- _INSTRUCTIONS FOR THE TASK_: Show each line that has the string "peak" in it.

- _RECORDS FOR THIS EXERCISE_:
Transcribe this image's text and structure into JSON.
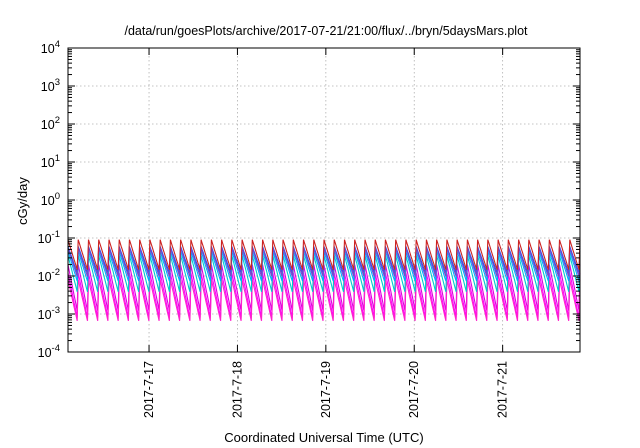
{
  "chart_data": {
    "type": "line",
    "title": "/data/run/goesPlots/archive/2017-07-21/21:00/flux/../bryn/5daysMars.plot",
    "xlabel": "Coordinated Universal Time (UTC)",
    "ylabel": "cGy/day",
    "y_scale": "log",
    "ylim": [
      0.0001,
      10000
    ],
    "xlim": [
      "2017-07-16 02:00",
      "2017-07-21 21:00"
    ],
    "x_ticks": [
      "2017-7-17",
      "2017-7-18",
      "2017-7-19",
      "2017-7-20",
      "2017-7-21"
    ],
    "y_ticks": [
      {
        "base": "10",
        "exp": "-4"
      },
      {
        "base": "10",
        "exp": "-3"
      },
      {
        "base": "10",
        "exp": "-2"
      },
      {
        "base": "10",
        "exp": "-1"
      },
      {
        "base": "10",
        "exp": "0"
      },
      {
        "base": "10",
        "exp": "1"
      },
      {
        "base": "10",
        "exp": "2"
      },
      {
        "base": "10",
        "exp": "3"
      },
      {
        "base": "10",
        "exp": "4"
      }
    ],
    "grid": true,
    "sawtooth_period_hours": 2.78,
    "series": [
      {
        "color": "#ff00ff",
        "peak": 0.012,
        "trough": 0.0006
      },
      {
        "color": "#dd00dd",
        "peak": 0.02,
        "trough": 0.0009
      },
      {
        "color": "#ff22cc",
        "peak": 0.008,
        "trough": 0.0005
      },
      {
        "color": "#00cccc",
        "peak": 0.035,
        "trough": 0.003
      },
      {
        "color": "#00aaff",
        "peak": 0.045,
        "trough": 0.006
      },
      {
        "color": "#2255ee",
        "peak": 0.06,
        "trough": 0.01
      },
      {
        "color": "#7744cc",
        "peak": 0.055,
        "trough": 0.008
      },
      {
        "color": "#cc2222",
        "peak": 0.09,
        "trough": 0.012
      }
    ]
  }
}
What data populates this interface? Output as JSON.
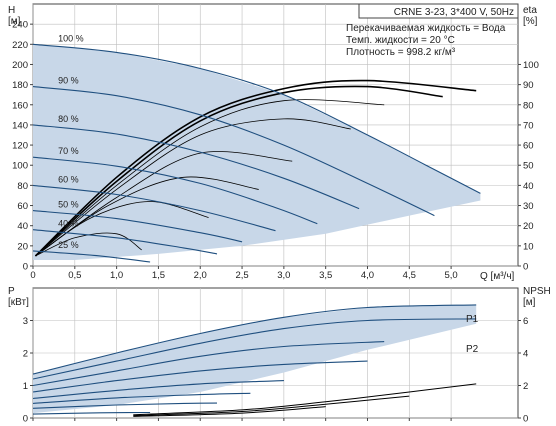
{
  "header": {
    "model": "CRNE 3-23, 3*400 V, 50Hz",
    "info_lines": [
      "Перекачиваемая жидкость = Вода",
      "Темп. жидкости = 20 °C",
      "Плотность = 998.2 кг/м³"
    ]
  },
  "colors": {
    "envelope_fill": "#c8d7e8",
    "curve": "#1f4f7f",
    "efficiency": "#000000",
    "grid": "#bfbfbf"
  },
  "chart_data": [
    {
      "id": "head",
      "type": "line",
      "xlabel": "Q [м³/ч]",
      "ylabel": "H\n[м]",
      "y2label": "eta\n[%]",
      "xlim": [
        0,
        5.8
      ],
      "ylim": [
        0,
        260
      ],
      "y2lim": [
        0,
        130
      ],
      "x_ticks": [
        "0",
        "0,5",
        "1,0",
        "1,5",
        "2,0",
        "2,5",
        "3,0",
        "3,5",
        "4,0",
        "4,5",
        "5,0"
      ],
      "y_ticks": [
        0,
        20,
        40,
        60,
        80,
        100,
        120,
        140,
        160,
        180,
        200,
        220,
        240
      ],
      "y2_ticks": [
        0,
        10,
        20,
        30,
        40,
        50,
        60,
        70,
        80,
        90,
        100
      ],
      "speed_curves": [
        {
          "label": "100 %",
          "points": [
            [
              0,
              220
            ],
            [
              1,
              212
            ],
            [
              2,
              196
            ],
            [
              3,
              170
            ],
            [
              4,
              130
            ],
            [
              4.7,
              100
            ],
            [
              5.35,
              72
            ]
          ]
        },
        {
          "label": "90 %",
          "points": [
            [
              0,
              178
            ],
            [
              1,
              169
            ],
            [
              2,
              150
            ],
            [
              3,
              120
            ],
            [
              4,
              82
            ],
            [
              4.8,
              50
            ]
          ]
        },
        {
          "label": "80 %",
          "points": [
            [
              0,
              140
            ],
            [
              1,
              131
            ],
            [
              2,
              113
            ],
            [
              3,
              87
            ],
            [
              3.9,
              57
            ]
          ]
        },
        {
          "label": "70 %",
          "points": [
            [
              0,
              108
            ],
            [
              1,
              99
            ],
            [
              2,
              82
            ],
            [
              2.9,
              58
            ],
            [
              3.4,
              42
            ]
          ]
        },
        {
          "label": "60 %",
          "points": [
            [
              0,
              80
            ],
            [
              1,
              71
            ],
            [
              2,
              55
            ],
            [
              2.9,
              35
            ]
          ]
        },
        {
          "label": "50 %",
          "points": [
            [
              0,
              55
            ],
            [
              1,
              47
            ],
            [
              2,
              33
            ],
            [
              2.5,
              24
            ]
          ]
        },
        {
          "label": "40 %",
          "points": [
            [
              0,
              36
            ],
            [
              1,
              28
            ],
            [
              1.8,
              18
            ],
            [
              2.2,
              12
            ]
          ]
        },
        {
          "label": "25 %",
          "points": [
            [
              0,
              15
            ],
            [
              0.8,
              10
            ],
            [
              1.4,
              4
            ]
          ]
        }
      ],
      "efficiency_curves": [
        [
          [
            0.03,
            5
          ],
          [
            1,
            44
          ],
          [
            2,
            74
          ],
          [
            3,
            88
          ],
          [
            4,
            92
          ],
          [
            5.3,
            87
          ]
        ],
        [
          [
            0.03,
            5
          ],
          [
            1,
            42
          ],
          [
            2,
            72
          ],
          [
            3,
            86
          ],
          [
            4,
            89
          ],
          [
            4.9,
            84
          ]
        ],
        [
          [
            0.03,
            5
          ],
          [
            1,
            40
          ],
          [
            2,
            69
          ],
          [
            3,
            82
          ],
          [
            4.2,
            80
          ]
        ],
        [
          [
            0.03,
            5
          ],
          [
            1,
            38
          ],
          [
            2,
            65
          ],
          [
            3,
            73
          ],
          [
            3.8,
            68
          ]
        ],
        [
          [
            0.03,
            5
          ],
          [
            1,
            34
          ],
          [
            2,
            56
          ],
          [
            3.1,
            52
          ]
        ],
        [
          [
            0.03,
            5
          ],
          [
            0.9,
            30
          ],
          [
            1.8,
            44
          ],
          [
            2.7,
            38
          ]
        ],
        [
          [
            0.03,
            5
          ],
          [
            0.7,
            24
          ],
          [
            1.4,
            32
          ],
          [
            2.1,
            24
          ]
        ],
        [
          [
            0.03,
            5
          ],
          [
            0.5,
            14
          ],
          [
            1.0,
            16
          ],
          [
            1.3,
            8
          ]
        ]
      ],
      "envelope": [
        [
          0,
          220
        ],
        [
          1,
          212
        ],
        [
          2,
          196
        ],
        [
          3,
          170
        ],
        [
          4,
          130
        ],
        [
          4.7,
          100
        ],
        [
          5.35,
          72
        ],
        [
          5.35,
          65
        ],
        [
          4.5,
          50
        ],
        [
          3.5,
          32
        ],
        [
          2.5,
          20
        ],
        [
          1.5,
          12
        ],
        [
          0.5,
          6
        ],
        [
          0,
          6
        ]
      ]
    },
    {
      "id": "power",
      "type": "line",
      "ylabel": "P\n[кВт]",
      "y2label": "NPSH\n[м]",
      "xlim": [
        0,
        5.8
      ],
      "ylim": [
        0,
        4
      ],
      "y2lim": [
        0,
        8
      ],
      "y_ticks": [
        0,
        1,
        2,
        3
      ],
      "y2_ticks": [
        0,
        2,
        4,
        6
      ],
      "series_labels": [
        "P1",
        "P2"
      ],
      "power_curves": [
        [
          [
            0,
            1.35
          ],
          [
            1,
            2.0
          ],
          [
            2,
            2.6
          ],
          [
            3,
            3.1
          ],
          [
            4,
            3.4
          ],
          [
            5.3,
            3.48
          ]
        ],
        [
          [
            0,
            1.2
          ],
          [
            1,
            1.75
          ],
          [
            2,
            2.3
          ],
          [
            3,
            2.75
          ],
          [
            4,
            3.0
          ],
          [
            5.3,
            3.05
          ]
        ],
        [
          [
            0,
            1.0
          ],
          [
            1,
            1.45
          ],
          [
            2,
            1.9
          ],
          [
            3,
            2.2
          ],
          [
            4.2,
            2.35
          ]
        ],
        [
          [
            0,
            0.8
          ],
          [
            1,
            1.15
          ],
          [
            2,
            1.45
          ],
          [
            3,
            1.65
          ],
          [
            4.0,
            1.75
          ]
        ],
        [
          [
            0,
            0.6
          ],
          [
            1,
            0.85
          ],
          [
            2,
            1.05
          ],
          [
            3.0,
            1.15
          ]
        ],
        [
          [
            0,
            0.45
          ],
          [
            1,
            0.62
          ],
          [
            2,
            0.72
          ],
          [
            2.6,
            0.76
          ]
        ],
        [
          [
            0,
            0.3
          ],
          [
            1,
            0.4
          ],
          [
            1.8,
            0.45
          ],
          [
            2.2,
            0.46
          ]
        ],
        [
          [
            0,
            0.12
          ],
          [
            0.8,
            0.16
          ],
          [
            1.4,
            0.17
          ]
        ]
      ],
      "p1_envelope": [
        [
          0,
          1.35
        ],
        [
          1,
          2.0
        ],
        [
          2,
          2.6
        ],
        [
          3,
          3.1
        ],
        [
          4,
          3.4
        ],
        [
          5.3,
          3.48
        ],
        [
          5.3,
          2.9
        ],
        [
          4,
          2.1
        ],
        [
          3,
          1.4
        ],
        [
          2,
          0.8
        ],
        [
          1,
          0.4
        ],
        [
          0,
          0.15
        ]
      ],
      "npsh_curves": [
        [
          [
            1.2,
            0.2
          ],
          [
            2.5,
            0.5
          ],
          [
            3.5,
            1.0
          ],
          [
            4.5,
            1.6
          ],
          [
            5.3,
            2.1
          ]
        ],
        [
          [
            1.2,
            0.15
          ],
          [
            2.5,
            0.4
          ],
          [
            3.5,
            0.85
          ],
          [
            4.5,
            1.35
          ]
        ],
        [
          [
            1.2,
            0.1
          ],
          [
            2.5,
            0.3
          ],
          [
            3.5,
            0.7
          ]
        ]
      ]
    }
  ]
}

- _OUTPUT_:
        "peak": 0.012,
        "peak": 0.02,
        "peak": 0.008,
        "peak": 0.035,
        "peak": 0.045,
        "peak": 0.06,
        "peak": 0.055,
        "peak": 0.09,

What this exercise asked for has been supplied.